| What is being asked |
Print the listing below in its entirety, character for character.

| Data for the task |
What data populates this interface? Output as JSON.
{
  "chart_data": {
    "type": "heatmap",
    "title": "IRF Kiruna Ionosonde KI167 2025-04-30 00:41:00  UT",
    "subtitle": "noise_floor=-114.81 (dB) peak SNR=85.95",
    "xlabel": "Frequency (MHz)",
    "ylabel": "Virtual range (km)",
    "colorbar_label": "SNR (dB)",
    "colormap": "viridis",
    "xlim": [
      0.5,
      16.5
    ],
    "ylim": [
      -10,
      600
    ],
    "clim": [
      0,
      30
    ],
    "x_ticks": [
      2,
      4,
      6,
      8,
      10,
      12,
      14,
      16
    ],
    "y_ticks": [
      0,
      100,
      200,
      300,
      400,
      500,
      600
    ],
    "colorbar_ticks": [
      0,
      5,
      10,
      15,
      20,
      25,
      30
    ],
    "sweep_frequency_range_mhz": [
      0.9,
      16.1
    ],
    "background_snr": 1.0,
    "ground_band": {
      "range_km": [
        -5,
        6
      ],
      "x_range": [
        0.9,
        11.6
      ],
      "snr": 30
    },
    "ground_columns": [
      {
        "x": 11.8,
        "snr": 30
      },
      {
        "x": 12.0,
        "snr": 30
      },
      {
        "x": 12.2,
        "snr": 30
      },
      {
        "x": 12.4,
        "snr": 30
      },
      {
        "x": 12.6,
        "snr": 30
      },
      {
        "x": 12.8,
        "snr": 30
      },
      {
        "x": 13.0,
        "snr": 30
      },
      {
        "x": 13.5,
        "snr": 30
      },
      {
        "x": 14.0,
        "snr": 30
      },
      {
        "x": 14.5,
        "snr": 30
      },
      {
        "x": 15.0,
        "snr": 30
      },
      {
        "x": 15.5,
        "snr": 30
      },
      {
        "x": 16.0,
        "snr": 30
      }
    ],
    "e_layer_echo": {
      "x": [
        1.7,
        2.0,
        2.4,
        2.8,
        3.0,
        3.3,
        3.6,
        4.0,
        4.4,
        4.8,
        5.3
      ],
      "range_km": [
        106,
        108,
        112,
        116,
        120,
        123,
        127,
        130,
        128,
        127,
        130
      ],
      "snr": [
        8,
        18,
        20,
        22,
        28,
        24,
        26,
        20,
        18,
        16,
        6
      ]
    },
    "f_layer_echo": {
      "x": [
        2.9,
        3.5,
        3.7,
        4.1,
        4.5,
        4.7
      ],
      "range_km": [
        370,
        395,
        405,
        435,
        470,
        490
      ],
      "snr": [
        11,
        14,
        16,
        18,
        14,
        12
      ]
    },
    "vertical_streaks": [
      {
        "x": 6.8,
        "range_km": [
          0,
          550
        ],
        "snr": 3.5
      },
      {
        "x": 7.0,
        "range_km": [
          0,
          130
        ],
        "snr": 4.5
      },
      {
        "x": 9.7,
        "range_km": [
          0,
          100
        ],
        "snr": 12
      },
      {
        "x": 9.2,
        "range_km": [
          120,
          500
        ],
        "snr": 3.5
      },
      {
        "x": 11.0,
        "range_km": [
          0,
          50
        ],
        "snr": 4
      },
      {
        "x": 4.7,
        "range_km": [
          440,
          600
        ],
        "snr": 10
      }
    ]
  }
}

| Solution for this exercise |
What data populates this interface? Output as JSON.
{
  "chart_data": {
    "type": "heatmap",
    "title": "IRF Kiruna Ionosonde KI167 2025-04-30 00:41:00  UT",
    "subtitle": "noise_floor=-114.81 (dB) peak SNR=85.95",
    "xlabel": "Frequency (MHz)",
    "ylabel": "Virtual range (km)",
    "colorbar_label": "SNR (dB)",
    "colormap": "viridis",
    "xlim": [
      0.5,
      16.5
    ],
    "ylim": [
      -10,
      600
    ],
    "clim": [
      0,
      30
    ],
    "x_ticks": [
      2,
      4,
      6,
      8,
      10,
      12,
      14,
      16
    ],
    "y_ticks": [
      0,
      100,
      200,
      300,
      400,
      500,
      600
    ],
    "colorbar_ticks": [
      0,
      5,
      10,
      15,
      20,
      25,
      30
    ],
    "sweep_frequency_range_mhz": [
      0.9,
      16.1
    ],
    "background_snr": 1.0,
    "ground_band": {
      "range_km": [
        -5,
        6
      ],
      "x_range": [
        0.9,
        11.6
      ],
      "snr": 30
    },
    "ground_columns": [
      {
        "x": 11.8,
        "snr": 30
      },
      {
        "x": 12.0,
        "snr": 30
      },
      {
        "x": 12.2,
        "snr": 30
      },
      {
        "x": 12.4,
        "snr": 30
      },
      {
        "x": 12.6,
        "snr": 30
      },
      {
        "x": 12.8,
        "snr": 30
      },
      {
        "x": 13.0,
        "snr": 30
      },
      {
        "x": 13.5,
        "snr": 30
      },
      {
        "x": 14.0,
        "snr": 30
      },
      {
        "x": 14.5,
        "snr": 30
      },
      {
        "x": 15.0,
        "snr": 30
      },
      {
        "x": 15.5,
        "snr": 30
      },
      {
        "x": 16.0,
        "snr": 30
      }
    ],
    "e_layer_echo": {
      "x": [
        1.7,
        2.0,
        2.4,
        2.8,
        3.0,
        3.3,
        3.6,
        4.0,
        4.4,
        4.8,
        5.3
      ],
      "range_km": [
        106,
        108,
        112,
        116,
        120,
        123,
        127,
        130,
        128,
        127,
        130
      ],
      "snr": [
        8,
        18,
        20,
        22,
        28,
        24,
        26,
        20,
        18,
        16,
        6
      ]
    },
    "f_layer_echo": {
      "x": [
        2.9,
        3.5,
        3.7,
        4.1,
        4.5,
        4.7
      ],
      "range_km": [
        370,
        395,
        405,
        435,
        470,
        490
      ],
      "snr": [
        11,
        14,
        16,
        18,
        14,
        12
      ]
    },
    "vertical_streaks": [
      {
        "x": 6.8,
        "range_km": [
          0,
          550
        ],
        "snr": 3.5
      },
      {
        "x": 7.0,
        "range_km": [
          0,
          130
        ],
        "snr": 4.5
      },
      {
        "x": 9.7,
        "range_km": [
          0,
          100
        ],
        "snr": 12
      },
      {
        "x": 9.2,
        "range_km": [
          120,
          500
        ],
        "snr": 3.5
      },
      {
        "x": 11.0,
        "range_km": [
          0,
          50
        ],
        "snr": 4
      },
      {
        "x": 4.7,
        "range_km": [
          440,
          600
        ],
        "snr": 10
      }
    ]
  }
}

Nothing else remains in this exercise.